§ THE EXERCISE
Copy out all the lines where "dissatisfaction" shows up.

• • • • •

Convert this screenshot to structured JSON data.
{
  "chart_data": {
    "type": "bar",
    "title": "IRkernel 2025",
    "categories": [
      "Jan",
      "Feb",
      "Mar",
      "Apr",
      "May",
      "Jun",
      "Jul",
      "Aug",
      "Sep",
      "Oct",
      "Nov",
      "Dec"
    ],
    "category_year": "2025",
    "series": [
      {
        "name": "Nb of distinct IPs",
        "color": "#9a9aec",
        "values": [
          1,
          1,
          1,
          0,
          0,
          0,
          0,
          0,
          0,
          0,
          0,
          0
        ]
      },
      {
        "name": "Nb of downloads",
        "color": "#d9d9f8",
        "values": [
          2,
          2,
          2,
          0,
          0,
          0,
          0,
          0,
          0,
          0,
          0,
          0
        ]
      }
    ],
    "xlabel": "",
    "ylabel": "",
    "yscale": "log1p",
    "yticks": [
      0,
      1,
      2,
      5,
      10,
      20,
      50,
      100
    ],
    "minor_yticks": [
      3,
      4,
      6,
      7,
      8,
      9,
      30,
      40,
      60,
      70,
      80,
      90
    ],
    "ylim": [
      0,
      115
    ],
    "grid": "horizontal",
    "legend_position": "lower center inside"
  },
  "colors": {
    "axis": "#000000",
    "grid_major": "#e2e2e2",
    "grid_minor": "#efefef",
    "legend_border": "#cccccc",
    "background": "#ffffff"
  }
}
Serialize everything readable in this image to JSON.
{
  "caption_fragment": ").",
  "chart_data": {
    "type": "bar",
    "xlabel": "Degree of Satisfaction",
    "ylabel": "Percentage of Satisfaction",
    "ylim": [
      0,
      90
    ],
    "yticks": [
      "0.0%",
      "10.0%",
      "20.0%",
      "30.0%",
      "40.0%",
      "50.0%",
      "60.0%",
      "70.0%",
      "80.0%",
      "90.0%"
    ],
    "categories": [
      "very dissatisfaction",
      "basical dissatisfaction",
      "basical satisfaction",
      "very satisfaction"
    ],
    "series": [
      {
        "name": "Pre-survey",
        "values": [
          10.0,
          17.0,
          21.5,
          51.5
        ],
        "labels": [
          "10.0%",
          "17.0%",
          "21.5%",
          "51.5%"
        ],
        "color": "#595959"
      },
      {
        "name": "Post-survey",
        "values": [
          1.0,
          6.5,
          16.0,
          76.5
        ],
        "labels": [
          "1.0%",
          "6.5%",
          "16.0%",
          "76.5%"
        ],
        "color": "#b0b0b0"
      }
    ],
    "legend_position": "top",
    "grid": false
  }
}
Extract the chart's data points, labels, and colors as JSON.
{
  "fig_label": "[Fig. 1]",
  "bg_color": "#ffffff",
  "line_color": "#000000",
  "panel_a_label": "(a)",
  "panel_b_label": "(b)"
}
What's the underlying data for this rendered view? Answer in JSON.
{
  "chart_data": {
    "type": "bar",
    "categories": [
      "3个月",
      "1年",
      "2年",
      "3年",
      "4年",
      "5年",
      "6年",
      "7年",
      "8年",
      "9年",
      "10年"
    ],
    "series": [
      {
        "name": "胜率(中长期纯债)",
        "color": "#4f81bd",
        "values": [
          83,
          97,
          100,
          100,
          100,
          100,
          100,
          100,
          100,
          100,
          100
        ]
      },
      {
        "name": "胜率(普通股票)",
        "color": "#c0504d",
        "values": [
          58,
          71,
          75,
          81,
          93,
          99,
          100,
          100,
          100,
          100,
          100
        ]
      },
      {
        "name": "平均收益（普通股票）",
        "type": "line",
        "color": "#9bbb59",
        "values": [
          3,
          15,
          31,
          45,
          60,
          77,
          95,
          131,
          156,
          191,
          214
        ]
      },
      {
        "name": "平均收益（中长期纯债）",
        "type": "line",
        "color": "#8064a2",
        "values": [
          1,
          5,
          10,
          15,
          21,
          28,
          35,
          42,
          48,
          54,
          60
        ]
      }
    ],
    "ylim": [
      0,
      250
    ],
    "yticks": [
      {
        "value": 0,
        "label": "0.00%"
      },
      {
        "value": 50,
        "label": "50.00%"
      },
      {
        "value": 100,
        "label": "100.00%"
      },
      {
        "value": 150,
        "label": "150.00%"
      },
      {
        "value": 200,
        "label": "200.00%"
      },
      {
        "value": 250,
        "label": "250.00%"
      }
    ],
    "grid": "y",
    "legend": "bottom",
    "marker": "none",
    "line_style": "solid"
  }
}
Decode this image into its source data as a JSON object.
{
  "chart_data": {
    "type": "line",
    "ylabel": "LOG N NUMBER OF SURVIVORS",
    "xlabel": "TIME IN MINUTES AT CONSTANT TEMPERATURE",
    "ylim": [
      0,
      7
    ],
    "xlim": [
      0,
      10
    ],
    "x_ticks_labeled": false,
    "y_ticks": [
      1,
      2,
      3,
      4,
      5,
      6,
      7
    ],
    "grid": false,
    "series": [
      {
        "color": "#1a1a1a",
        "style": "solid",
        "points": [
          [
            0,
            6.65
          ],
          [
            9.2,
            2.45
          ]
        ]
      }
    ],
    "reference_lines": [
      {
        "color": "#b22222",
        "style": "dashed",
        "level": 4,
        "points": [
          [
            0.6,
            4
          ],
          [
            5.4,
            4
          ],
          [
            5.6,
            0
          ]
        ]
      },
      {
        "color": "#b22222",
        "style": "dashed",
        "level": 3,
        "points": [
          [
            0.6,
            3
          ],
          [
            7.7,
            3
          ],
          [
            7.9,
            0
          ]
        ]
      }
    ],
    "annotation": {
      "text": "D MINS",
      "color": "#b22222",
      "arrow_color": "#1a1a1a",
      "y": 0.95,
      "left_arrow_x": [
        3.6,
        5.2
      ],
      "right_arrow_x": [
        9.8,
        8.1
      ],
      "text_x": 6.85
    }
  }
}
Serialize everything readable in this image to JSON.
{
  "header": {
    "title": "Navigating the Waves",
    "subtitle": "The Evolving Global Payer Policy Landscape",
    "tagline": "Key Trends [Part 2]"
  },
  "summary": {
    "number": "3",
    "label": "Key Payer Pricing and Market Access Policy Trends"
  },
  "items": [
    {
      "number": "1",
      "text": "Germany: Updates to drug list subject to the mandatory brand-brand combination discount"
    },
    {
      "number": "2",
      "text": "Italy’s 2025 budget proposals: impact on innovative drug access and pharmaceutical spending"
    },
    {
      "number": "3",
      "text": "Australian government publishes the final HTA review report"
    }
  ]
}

• • • • •

§ REPLY TO THE TASK
      "very dissatisfaction",
      "basical dissatisfaction",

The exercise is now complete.